■ **ENTRIES SHOWN**:
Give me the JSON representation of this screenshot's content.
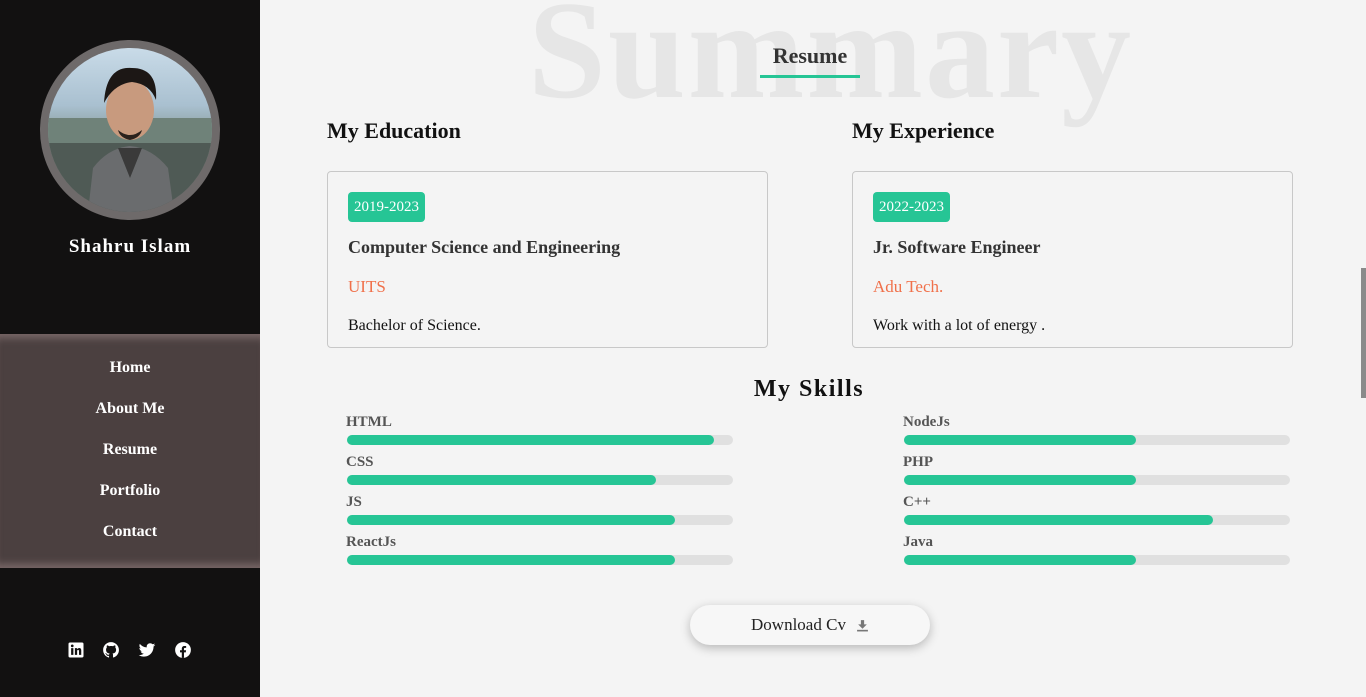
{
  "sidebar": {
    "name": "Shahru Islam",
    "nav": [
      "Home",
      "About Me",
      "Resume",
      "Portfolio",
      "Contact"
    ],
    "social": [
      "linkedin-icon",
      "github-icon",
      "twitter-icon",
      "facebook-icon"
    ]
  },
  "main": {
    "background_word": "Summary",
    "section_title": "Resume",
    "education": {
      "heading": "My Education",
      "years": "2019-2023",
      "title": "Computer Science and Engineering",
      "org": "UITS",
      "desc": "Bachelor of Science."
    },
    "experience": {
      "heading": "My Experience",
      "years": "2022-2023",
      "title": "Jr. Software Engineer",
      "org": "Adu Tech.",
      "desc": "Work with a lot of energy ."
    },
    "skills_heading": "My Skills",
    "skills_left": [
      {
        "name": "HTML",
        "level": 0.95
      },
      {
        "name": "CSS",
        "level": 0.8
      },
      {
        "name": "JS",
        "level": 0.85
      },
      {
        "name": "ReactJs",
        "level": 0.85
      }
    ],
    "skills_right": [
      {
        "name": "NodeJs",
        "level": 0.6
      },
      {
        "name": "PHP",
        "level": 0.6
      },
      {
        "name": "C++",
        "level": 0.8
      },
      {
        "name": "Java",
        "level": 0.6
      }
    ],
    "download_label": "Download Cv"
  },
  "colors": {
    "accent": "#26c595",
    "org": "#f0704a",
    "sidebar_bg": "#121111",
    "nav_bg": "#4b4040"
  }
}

...

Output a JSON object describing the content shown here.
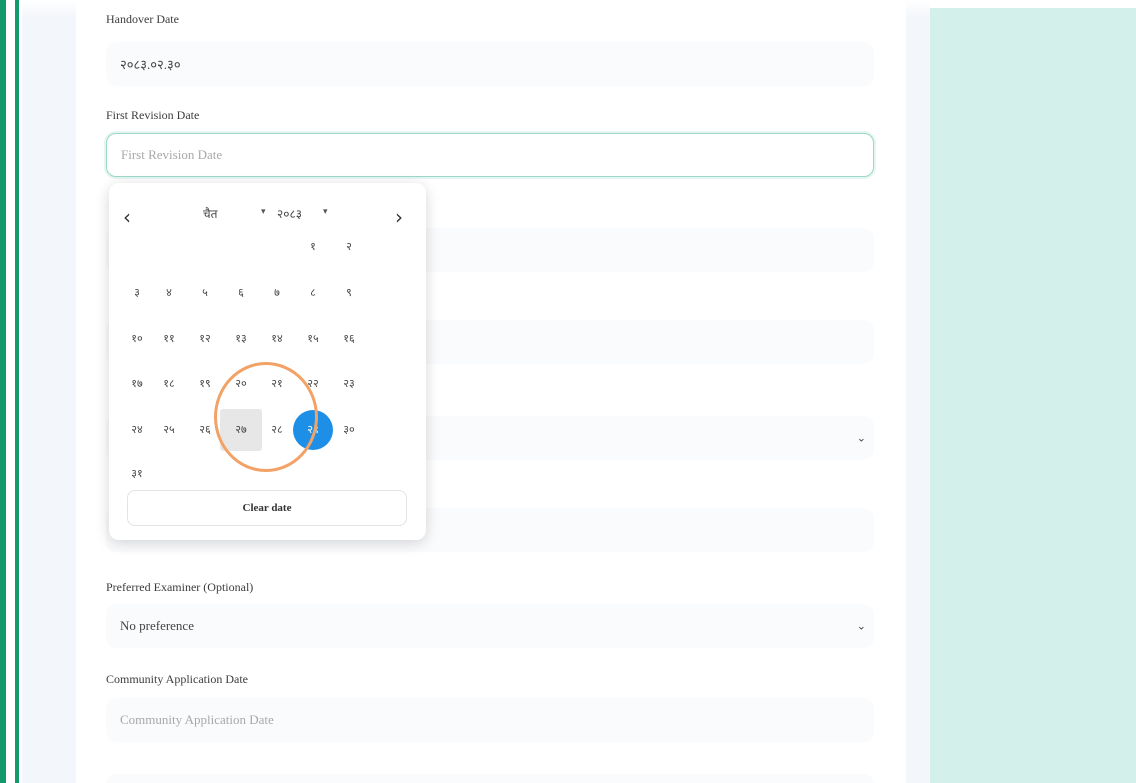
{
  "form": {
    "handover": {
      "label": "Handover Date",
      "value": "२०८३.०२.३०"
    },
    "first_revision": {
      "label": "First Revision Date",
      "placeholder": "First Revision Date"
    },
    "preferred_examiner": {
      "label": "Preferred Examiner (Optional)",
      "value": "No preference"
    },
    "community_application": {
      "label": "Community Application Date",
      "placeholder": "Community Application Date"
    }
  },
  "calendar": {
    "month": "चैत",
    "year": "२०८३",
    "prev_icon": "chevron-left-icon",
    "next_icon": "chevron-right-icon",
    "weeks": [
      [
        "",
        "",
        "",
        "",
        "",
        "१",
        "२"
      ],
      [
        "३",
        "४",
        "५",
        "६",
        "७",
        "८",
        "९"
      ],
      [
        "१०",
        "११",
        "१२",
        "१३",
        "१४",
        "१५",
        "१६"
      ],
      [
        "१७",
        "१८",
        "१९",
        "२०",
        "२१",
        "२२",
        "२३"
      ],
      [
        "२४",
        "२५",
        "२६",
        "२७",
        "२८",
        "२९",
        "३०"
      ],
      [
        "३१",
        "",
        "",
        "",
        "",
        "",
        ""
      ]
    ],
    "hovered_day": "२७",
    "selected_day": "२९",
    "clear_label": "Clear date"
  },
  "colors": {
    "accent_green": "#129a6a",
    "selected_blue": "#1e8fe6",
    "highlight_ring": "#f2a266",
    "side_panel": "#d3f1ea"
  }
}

■ **WHAT YOU NEED TO DO**:
In the entries above, identify every line with the word "content". Copy those lines.

■ **PROBLEM SOLUTION**:
Give me the JSON representation of this screenshot's content.
Output a JSON object describing the content shown here.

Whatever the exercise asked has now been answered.